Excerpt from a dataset
__________

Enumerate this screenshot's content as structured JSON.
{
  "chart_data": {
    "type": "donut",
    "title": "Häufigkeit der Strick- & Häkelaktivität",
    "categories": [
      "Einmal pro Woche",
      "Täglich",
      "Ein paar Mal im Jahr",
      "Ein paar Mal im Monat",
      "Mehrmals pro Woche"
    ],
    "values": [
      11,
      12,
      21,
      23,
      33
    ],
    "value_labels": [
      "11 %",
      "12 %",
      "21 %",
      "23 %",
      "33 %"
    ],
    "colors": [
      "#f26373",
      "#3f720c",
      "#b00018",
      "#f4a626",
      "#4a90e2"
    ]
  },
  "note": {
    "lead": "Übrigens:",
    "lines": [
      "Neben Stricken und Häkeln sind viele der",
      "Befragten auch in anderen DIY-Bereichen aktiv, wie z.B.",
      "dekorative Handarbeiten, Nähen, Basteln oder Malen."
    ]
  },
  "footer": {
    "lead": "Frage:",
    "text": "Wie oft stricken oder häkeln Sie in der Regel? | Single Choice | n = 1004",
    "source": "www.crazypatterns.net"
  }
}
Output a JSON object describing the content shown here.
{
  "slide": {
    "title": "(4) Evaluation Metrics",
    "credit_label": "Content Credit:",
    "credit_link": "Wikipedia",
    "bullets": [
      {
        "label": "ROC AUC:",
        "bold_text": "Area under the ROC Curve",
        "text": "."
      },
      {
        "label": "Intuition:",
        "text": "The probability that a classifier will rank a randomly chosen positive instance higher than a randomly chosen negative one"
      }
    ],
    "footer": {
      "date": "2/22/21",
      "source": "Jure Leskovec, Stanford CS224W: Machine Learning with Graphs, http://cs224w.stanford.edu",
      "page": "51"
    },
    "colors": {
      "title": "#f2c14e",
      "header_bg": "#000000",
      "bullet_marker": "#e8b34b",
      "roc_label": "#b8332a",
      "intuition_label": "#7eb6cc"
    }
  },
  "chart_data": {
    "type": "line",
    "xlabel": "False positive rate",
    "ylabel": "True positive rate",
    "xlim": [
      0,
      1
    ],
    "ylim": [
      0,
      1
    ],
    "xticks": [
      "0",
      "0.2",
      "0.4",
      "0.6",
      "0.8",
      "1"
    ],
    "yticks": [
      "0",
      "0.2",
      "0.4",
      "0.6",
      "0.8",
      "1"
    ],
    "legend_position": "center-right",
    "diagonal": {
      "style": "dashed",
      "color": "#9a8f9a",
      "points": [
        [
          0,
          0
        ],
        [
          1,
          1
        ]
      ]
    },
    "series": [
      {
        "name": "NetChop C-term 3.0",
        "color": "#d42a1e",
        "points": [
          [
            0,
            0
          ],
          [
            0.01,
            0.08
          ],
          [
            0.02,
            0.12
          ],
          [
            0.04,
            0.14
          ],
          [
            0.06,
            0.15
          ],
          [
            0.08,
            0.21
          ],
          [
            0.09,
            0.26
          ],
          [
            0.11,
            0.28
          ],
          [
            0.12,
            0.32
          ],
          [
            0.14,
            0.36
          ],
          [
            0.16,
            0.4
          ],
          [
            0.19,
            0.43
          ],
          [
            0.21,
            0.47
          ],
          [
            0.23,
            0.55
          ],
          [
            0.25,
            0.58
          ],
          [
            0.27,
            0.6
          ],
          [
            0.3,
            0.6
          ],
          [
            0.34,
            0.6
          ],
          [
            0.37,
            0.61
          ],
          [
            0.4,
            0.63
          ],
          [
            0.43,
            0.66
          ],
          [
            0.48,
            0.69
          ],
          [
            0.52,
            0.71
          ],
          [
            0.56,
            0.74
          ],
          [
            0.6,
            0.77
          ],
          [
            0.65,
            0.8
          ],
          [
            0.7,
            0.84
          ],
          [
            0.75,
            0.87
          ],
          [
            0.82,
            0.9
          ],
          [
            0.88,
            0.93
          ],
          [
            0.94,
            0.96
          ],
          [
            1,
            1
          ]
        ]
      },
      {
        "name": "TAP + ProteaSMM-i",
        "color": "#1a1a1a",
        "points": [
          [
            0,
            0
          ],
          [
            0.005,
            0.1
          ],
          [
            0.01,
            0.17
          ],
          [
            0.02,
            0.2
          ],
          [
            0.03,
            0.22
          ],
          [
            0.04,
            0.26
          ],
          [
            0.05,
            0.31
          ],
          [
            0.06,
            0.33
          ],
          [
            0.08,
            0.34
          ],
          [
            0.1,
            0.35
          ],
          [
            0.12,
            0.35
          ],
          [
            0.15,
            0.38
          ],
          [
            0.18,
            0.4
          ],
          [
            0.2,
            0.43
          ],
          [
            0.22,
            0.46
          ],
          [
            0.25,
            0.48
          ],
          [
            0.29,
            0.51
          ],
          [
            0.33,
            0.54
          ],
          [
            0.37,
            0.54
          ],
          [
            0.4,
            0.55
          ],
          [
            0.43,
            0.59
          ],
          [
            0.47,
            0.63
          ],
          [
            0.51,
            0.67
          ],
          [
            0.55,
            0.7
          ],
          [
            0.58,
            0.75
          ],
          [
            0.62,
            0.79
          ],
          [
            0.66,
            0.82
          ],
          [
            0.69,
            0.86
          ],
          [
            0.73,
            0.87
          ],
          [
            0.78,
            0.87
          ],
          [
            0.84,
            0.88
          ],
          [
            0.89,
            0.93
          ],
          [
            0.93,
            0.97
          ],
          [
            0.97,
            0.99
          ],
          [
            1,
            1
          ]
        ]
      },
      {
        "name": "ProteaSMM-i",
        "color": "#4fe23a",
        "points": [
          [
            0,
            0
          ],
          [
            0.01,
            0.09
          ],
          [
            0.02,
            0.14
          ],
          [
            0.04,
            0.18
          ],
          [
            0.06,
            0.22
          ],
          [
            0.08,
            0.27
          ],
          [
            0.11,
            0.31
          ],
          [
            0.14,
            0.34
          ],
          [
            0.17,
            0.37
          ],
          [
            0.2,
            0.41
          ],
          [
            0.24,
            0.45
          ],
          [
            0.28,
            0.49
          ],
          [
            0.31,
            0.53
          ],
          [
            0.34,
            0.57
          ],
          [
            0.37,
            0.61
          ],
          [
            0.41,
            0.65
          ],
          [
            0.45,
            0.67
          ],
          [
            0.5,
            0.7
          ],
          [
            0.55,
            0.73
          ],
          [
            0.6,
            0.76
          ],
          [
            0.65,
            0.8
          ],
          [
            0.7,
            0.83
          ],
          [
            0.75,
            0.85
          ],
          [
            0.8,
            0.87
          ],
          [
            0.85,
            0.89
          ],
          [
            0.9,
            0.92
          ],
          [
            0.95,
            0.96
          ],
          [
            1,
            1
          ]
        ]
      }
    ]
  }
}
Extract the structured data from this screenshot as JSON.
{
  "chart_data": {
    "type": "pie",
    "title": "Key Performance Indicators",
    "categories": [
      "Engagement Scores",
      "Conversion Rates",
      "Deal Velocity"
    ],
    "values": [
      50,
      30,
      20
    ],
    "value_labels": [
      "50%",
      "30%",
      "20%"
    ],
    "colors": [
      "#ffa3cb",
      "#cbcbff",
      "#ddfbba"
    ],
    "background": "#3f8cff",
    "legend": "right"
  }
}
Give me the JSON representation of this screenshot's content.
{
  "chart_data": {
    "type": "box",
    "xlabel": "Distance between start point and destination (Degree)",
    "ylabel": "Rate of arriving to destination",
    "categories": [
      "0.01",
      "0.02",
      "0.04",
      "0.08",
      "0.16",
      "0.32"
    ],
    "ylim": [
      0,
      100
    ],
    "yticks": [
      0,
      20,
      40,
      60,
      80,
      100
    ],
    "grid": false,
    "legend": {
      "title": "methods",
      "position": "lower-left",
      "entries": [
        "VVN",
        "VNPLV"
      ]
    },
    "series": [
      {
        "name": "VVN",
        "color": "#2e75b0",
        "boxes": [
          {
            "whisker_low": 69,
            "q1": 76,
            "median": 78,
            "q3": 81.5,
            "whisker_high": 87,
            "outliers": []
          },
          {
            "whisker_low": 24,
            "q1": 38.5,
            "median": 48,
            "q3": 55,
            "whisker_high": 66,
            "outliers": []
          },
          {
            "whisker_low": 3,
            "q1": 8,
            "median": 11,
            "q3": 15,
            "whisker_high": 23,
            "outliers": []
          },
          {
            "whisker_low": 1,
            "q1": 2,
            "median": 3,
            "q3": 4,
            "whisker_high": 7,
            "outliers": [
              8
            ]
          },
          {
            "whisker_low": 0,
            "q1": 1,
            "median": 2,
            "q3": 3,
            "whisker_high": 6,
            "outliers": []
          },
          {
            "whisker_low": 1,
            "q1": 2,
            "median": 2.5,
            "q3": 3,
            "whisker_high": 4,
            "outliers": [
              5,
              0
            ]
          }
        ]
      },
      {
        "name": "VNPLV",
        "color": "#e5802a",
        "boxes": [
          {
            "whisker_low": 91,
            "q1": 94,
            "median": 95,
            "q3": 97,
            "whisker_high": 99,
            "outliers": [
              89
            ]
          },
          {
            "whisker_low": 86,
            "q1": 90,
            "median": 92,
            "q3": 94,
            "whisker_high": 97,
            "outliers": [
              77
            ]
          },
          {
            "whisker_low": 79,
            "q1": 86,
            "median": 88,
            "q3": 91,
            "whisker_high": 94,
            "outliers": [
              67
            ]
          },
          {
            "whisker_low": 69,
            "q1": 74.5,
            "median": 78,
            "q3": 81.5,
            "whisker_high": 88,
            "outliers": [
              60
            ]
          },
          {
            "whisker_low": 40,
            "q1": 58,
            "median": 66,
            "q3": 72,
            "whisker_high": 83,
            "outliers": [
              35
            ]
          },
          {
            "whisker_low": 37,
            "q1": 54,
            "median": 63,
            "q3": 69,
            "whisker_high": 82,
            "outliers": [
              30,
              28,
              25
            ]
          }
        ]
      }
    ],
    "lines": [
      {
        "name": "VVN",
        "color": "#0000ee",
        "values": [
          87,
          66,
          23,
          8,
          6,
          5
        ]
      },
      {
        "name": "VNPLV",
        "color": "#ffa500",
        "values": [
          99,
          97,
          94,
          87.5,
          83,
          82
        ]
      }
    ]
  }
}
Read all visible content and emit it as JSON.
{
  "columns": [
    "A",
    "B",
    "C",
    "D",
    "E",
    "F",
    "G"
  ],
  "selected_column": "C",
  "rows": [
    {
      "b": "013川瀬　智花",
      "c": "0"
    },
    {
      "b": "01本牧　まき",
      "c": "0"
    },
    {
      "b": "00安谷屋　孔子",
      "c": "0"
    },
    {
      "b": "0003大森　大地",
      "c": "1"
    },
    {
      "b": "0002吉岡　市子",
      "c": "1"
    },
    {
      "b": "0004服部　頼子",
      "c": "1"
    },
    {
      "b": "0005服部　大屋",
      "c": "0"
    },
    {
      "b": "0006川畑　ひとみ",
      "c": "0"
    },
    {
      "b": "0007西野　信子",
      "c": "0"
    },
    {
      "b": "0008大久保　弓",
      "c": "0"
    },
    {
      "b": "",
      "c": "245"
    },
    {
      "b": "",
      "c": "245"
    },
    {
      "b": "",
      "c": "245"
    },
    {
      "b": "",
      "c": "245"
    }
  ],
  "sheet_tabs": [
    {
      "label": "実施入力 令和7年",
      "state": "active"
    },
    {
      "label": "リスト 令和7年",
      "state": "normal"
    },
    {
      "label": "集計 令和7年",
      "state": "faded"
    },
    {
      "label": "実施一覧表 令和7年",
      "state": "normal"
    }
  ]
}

__________

Work to complete | Provide the number of lines in these entries that hold the word "name", without any accompanying text.

Complete answer | 7